## START EXCERPTED RECORDS

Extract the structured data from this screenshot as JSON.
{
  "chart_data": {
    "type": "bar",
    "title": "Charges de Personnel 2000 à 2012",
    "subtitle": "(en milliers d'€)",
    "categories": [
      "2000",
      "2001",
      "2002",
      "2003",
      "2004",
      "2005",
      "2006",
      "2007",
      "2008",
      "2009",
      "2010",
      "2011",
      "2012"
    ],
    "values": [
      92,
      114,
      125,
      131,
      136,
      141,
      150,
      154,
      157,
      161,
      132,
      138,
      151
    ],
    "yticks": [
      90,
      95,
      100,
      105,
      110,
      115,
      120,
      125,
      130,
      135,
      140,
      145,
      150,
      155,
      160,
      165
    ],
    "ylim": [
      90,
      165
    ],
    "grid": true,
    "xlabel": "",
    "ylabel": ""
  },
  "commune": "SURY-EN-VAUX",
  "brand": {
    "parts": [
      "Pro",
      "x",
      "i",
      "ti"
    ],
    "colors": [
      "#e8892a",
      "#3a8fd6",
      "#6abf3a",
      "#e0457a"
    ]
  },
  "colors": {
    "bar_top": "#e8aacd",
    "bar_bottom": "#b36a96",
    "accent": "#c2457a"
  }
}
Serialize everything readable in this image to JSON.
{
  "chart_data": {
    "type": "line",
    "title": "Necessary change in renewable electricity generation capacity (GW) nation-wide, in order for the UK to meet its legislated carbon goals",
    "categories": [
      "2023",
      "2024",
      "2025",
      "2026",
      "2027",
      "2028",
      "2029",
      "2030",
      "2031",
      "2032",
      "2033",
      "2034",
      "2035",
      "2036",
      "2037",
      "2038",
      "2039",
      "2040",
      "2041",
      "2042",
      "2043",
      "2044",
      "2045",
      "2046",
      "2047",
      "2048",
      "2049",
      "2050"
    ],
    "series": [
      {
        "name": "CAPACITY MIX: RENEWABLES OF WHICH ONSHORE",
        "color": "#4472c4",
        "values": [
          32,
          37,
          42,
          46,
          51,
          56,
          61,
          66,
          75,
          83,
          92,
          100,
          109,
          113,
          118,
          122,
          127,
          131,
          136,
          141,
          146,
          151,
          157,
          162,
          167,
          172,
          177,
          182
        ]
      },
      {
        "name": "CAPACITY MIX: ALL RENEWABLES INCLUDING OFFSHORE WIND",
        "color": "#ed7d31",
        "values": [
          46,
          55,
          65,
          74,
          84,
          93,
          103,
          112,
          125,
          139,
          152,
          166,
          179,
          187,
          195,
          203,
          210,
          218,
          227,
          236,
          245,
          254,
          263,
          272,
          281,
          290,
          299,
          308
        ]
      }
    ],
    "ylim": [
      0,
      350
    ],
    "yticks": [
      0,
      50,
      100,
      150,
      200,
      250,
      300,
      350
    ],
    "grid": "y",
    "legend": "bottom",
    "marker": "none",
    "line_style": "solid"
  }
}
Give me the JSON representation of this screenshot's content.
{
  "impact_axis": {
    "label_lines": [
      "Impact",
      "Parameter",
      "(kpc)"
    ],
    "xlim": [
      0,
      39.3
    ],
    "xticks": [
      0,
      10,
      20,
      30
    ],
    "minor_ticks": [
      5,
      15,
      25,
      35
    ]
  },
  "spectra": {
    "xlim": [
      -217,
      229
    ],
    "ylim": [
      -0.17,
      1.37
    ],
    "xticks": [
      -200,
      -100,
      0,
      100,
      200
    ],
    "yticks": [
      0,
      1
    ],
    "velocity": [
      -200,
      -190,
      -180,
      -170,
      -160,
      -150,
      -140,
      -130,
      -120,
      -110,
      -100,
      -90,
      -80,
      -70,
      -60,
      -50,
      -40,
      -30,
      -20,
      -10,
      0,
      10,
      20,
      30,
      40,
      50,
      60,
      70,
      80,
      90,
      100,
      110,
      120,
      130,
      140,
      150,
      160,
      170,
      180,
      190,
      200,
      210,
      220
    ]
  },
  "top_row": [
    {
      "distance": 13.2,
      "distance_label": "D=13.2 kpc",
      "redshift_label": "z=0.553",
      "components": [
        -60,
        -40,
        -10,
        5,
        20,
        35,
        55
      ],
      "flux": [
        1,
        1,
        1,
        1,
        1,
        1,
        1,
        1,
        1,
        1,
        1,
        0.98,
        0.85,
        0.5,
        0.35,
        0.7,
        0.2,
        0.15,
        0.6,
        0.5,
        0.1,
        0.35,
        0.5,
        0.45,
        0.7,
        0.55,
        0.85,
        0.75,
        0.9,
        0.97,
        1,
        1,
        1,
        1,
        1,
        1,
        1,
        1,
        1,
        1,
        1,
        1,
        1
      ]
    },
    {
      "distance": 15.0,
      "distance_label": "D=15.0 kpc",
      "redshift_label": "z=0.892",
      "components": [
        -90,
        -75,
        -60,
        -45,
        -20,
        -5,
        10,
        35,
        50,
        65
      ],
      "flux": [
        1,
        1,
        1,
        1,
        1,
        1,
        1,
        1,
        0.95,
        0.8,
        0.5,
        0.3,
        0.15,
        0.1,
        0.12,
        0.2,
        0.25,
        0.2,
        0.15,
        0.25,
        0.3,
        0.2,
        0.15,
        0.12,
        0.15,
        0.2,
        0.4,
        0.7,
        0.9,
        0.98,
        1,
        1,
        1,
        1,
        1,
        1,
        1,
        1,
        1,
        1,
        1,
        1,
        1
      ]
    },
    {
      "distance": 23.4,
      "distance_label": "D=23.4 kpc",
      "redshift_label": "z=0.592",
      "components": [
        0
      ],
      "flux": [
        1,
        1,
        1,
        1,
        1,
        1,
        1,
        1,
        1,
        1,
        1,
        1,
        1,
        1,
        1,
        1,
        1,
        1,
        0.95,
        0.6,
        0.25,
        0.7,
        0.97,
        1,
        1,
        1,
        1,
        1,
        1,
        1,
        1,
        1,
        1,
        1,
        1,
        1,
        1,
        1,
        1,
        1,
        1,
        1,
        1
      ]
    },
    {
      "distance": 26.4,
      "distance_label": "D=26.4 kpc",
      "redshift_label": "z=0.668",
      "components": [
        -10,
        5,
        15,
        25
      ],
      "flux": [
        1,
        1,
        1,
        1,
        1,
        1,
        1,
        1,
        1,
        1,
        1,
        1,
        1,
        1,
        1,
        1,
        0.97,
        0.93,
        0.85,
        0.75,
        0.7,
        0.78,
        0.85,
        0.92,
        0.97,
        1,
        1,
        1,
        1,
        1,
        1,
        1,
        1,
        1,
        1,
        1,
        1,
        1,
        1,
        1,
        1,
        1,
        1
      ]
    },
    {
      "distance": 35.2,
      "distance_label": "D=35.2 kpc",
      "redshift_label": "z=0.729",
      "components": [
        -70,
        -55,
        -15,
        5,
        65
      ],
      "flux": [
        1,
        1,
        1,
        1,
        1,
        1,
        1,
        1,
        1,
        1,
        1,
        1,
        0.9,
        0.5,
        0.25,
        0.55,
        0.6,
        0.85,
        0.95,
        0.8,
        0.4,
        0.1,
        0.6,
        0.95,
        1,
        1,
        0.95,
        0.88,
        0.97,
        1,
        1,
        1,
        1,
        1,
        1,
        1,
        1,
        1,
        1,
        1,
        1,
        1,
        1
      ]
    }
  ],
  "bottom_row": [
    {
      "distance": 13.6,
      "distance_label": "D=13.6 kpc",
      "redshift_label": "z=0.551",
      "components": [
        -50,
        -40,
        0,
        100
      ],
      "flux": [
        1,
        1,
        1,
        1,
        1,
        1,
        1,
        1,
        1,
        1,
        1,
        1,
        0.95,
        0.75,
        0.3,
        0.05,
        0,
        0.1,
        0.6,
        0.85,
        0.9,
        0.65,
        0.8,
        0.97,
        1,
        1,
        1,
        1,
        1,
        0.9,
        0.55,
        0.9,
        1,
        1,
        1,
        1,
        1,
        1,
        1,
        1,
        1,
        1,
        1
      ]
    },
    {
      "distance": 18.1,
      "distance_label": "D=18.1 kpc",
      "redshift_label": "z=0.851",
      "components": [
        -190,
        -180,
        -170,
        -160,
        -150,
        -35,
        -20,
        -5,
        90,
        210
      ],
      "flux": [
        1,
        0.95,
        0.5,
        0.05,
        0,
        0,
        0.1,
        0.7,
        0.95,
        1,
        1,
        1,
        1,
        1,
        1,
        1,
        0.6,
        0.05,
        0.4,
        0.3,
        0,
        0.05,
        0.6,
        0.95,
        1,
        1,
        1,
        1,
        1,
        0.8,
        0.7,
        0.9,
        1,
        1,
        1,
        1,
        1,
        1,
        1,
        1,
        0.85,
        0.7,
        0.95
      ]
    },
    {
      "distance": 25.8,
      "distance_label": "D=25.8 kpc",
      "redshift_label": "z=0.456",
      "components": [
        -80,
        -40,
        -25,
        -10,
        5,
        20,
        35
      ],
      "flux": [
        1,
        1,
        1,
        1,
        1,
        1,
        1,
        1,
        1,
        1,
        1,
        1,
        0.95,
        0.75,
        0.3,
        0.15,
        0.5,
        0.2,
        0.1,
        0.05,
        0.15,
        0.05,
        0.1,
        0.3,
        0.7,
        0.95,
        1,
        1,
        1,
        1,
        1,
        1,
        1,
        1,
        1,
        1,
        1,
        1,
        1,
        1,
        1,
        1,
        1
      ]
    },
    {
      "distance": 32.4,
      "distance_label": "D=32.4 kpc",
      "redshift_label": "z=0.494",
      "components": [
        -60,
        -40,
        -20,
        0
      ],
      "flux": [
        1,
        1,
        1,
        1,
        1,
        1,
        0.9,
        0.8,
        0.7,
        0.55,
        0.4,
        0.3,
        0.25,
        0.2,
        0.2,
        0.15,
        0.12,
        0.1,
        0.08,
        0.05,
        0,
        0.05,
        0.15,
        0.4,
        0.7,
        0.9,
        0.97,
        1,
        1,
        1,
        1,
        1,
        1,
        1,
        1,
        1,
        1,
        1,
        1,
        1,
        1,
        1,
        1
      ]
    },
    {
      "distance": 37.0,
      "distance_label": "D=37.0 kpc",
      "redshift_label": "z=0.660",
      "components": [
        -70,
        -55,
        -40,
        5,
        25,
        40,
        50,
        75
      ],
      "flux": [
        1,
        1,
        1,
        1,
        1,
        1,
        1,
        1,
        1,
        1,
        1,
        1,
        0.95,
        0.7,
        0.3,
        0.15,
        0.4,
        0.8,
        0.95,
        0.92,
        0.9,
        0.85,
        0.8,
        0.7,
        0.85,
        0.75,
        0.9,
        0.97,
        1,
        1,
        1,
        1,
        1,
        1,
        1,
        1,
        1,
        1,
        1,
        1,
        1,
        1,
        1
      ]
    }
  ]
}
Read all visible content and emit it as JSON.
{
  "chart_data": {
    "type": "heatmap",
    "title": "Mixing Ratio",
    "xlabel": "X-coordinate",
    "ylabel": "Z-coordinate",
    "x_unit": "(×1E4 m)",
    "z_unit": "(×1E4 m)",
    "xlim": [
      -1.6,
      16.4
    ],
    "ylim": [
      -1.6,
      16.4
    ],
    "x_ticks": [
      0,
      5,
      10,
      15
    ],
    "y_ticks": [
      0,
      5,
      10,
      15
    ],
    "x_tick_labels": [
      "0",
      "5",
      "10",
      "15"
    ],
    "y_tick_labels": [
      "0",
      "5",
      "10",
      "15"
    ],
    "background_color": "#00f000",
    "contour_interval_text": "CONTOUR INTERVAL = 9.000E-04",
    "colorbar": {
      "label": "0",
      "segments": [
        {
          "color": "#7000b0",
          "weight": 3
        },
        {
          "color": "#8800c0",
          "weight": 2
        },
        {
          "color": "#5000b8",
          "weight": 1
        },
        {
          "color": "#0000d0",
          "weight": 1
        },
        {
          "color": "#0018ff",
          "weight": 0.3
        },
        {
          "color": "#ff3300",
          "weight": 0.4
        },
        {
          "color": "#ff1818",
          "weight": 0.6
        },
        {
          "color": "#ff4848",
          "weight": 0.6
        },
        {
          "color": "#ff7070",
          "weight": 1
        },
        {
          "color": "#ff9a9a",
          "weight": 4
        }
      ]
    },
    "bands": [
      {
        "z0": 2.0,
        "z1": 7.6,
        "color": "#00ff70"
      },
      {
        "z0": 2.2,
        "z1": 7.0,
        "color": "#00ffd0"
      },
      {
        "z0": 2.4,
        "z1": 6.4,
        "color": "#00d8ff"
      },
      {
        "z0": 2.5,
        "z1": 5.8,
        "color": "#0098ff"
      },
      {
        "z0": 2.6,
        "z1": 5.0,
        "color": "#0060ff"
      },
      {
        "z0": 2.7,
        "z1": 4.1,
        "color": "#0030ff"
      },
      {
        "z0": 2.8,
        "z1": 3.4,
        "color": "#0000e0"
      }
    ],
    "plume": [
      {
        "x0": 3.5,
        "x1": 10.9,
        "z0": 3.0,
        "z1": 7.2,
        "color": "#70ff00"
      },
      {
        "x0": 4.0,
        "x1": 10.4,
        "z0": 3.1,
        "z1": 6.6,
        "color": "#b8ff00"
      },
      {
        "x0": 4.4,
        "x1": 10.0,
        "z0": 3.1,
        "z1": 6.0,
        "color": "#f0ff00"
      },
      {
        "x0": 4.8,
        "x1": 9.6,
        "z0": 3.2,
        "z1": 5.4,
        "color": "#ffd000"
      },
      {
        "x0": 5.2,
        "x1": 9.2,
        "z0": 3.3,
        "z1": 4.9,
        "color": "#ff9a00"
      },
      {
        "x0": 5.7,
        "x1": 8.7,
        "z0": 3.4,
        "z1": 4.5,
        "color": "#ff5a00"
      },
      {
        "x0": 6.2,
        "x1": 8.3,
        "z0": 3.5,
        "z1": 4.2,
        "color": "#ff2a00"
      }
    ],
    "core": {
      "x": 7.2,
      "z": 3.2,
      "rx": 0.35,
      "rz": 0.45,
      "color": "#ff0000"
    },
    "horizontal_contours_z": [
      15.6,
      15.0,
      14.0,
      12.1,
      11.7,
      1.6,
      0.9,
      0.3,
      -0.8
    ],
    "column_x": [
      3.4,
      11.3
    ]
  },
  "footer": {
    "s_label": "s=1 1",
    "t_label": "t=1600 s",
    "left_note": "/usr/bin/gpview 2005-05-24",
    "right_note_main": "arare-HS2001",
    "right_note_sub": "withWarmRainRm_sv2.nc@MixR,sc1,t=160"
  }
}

## END EXCERPTED RECORDS

### DIRECTIONS FOR THIS TASK
Search the data above for the string "screenshot" and copy each line that has it.

### FINISHED EXERCISE
Extract the structured data from this screenshot as JSON.
Give me the JSON representation of this screenshot's content.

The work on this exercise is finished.